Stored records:
^^^^^^^^^^^^^^^^

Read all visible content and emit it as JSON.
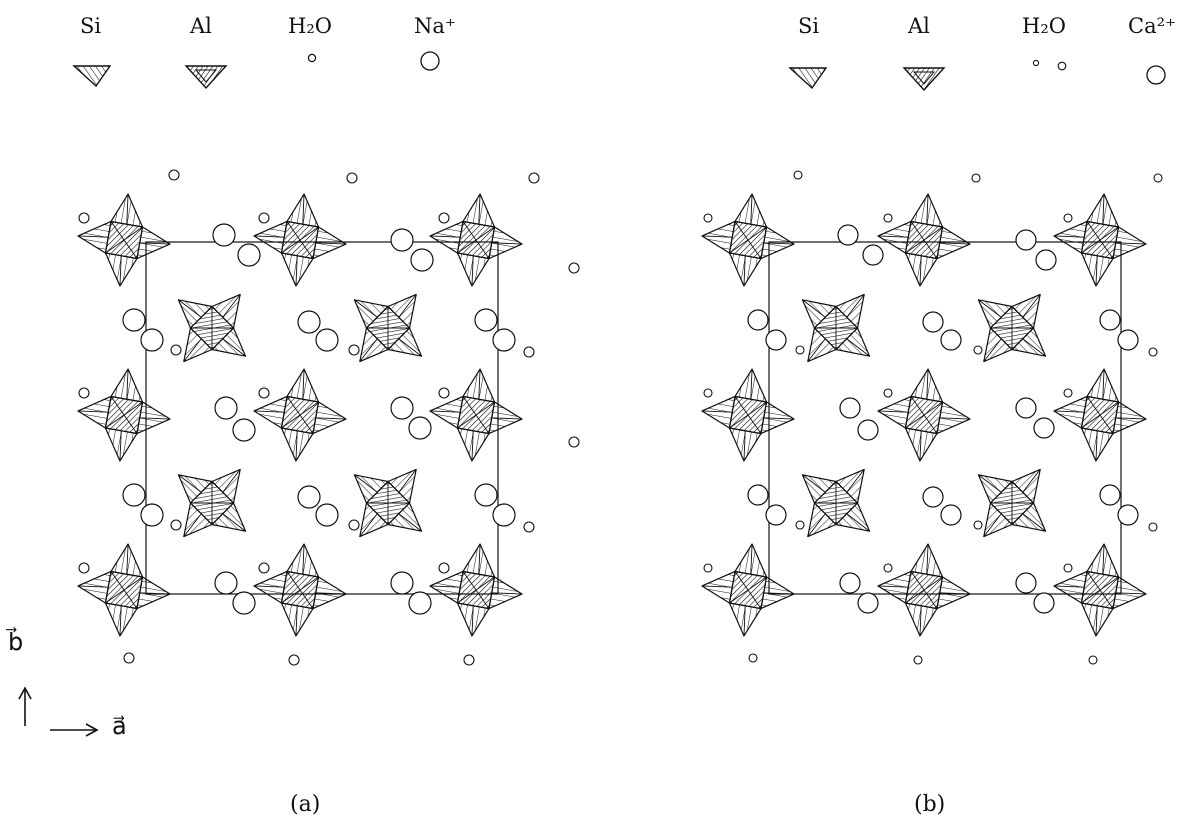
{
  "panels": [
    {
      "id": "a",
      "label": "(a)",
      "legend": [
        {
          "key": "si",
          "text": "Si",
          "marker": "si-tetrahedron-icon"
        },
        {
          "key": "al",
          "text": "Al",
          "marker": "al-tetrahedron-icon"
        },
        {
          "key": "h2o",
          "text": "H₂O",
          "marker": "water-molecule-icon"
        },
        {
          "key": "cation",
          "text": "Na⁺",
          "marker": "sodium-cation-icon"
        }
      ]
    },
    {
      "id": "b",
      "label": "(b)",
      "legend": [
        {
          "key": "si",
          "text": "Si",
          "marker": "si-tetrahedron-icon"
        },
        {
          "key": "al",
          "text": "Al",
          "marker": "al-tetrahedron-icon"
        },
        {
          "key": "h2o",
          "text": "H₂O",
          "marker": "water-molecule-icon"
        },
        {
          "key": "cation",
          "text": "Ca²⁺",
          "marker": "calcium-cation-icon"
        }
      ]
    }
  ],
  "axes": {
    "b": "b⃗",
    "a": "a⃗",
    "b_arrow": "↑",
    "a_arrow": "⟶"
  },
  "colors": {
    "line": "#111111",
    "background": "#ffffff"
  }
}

^^^^^^^^^^^^^^^^

### STATED TASK
Without the pictures, copy the material exactly as given.

### COMPLETED EXERCISE
Read all visible content and emit it as JSON.
{
  "panels": [
    {
      "id": "a",
      "label": "(a)",
      "legend": [
        {
          "key": "si",
          "text": "Si",
          "marker": "si-tetrahedron-icon"
        },
        {
          "key": "al",
          "text": "Al",
          "marker": "al-tetrahedron-icon"
        },
        {
          "key": "h2o",
          "text": "H₂O",
          "marker": "water-molecule-icon"
        },
        {
          "key": "cation",
          "text": "Na⁺",
          "marker": "sodium-cation-icon"
        }
      ]
    },
    {
      "id": "b",
      "label": "(b)",
      "legend": [
        {
          "key": "si",
          "text": "Si",
          "marker": "si-tetrahedron-icon"
        },
        {
          "key": "al",
          "text": "Al",
          "marker": "al-tetrahedron-icon"
        },
        {
          "key": "h2o",
          "text": "H₂O",
          "marker": "water-molecule-icon"
        },
        {
          "key": "cation",
          "text": "Ca²⁺",
          "marker": "calcium-cation-icon"
        }
      ]
    }
  ],
  "axes": {
    "b": "b⃗",
    "a": "a⃗",
    "b_arrow": "↑",
    "a_arrow": "⟶"
  },
  "colors": {
    "line": "#111111",
    "background": "#ffffff"
  }
}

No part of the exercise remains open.